Task objective
Report, word for word, every line of the material that contains "JSON".
## Begin Supplied data
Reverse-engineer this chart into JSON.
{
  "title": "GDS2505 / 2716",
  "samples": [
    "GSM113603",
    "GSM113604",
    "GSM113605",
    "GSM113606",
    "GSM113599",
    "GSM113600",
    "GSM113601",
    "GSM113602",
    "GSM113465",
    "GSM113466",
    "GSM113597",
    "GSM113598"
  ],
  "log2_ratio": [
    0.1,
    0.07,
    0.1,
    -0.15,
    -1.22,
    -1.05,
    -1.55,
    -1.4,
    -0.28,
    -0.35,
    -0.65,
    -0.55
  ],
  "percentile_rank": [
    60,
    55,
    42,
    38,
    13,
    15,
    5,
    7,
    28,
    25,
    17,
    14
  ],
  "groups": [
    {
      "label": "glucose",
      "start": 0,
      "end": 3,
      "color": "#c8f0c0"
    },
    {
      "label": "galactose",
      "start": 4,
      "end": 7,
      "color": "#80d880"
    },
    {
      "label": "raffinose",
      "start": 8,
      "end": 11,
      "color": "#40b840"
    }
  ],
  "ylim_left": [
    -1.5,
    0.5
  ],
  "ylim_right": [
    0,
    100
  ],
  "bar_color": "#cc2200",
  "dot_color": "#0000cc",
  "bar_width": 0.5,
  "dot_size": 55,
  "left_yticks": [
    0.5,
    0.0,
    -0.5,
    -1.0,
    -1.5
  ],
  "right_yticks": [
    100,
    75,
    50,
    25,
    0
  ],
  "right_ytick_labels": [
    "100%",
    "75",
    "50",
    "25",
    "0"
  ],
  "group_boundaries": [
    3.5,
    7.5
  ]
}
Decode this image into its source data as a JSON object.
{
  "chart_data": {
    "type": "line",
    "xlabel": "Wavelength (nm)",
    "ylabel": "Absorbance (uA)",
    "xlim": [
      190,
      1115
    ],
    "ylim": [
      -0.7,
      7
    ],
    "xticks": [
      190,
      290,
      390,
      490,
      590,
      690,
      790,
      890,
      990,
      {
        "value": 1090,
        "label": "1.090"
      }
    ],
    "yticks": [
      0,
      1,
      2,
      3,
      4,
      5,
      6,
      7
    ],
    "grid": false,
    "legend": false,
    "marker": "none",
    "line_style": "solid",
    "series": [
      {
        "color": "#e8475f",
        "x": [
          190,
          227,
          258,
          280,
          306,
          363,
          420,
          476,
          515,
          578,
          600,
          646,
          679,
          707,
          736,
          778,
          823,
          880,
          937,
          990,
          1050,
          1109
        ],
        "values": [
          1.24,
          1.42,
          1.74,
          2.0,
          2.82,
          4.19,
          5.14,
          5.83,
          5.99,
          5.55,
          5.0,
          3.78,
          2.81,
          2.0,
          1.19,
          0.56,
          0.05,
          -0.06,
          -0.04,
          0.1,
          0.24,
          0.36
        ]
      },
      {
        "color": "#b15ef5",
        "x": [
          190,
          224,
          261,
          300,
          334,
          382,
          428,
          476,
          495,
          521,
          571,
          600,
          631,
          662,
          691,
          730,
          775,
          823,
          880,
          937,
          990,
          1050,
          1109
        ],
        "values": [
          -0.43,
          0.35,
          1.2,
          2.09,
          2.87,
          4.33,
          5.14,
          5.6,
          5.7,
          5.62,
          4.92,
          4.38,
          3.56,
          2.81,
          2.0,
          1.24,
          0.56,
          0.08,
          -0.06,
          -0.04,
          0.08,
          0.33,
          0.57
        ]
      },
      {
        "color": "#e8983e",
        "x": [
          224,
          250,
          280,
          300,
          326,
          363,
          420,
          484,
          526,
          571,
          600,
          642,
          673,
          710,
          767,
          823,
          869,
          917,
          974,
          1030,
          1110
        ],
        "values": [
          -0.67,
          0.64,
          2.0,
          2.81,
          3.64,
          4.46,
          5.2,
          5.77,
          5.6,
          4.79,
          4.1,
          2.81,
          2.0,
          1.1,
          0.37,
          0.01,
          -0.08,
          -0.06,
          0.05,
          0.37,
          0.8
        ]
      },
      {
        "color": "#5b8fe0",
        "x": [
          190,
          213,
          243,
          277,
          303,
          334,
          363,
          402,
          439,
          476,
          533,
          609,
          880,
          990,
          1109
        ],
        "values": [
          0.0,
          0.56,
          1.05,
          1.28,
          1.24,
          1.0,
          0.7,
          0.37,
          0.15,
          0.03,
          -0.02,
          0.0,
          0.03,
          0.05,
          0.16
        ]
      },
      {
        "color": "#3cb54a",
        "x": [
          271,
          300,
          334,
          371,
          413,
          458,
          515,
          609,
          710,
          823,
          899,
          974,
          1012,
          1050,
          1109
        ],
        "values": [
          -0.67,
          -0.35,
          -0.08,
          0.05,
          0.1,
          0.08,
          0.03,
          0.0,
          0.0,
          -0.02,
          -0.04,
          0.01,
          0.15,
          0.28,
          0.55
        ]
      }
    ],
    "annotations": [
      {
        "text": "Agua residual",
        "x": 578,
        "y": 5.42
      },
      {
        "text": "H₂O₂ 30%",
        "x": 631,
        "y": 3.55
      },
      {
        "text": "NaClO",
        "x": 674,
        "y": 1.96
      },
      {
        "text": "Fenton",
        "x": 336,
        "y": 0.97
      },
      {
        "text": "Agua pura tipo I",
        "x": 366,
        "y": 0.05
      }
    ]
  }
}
## End Supplied data
Exercise answer
Reverse-engineer this chart into JSON.
Decode this image into its source data as a JSON object.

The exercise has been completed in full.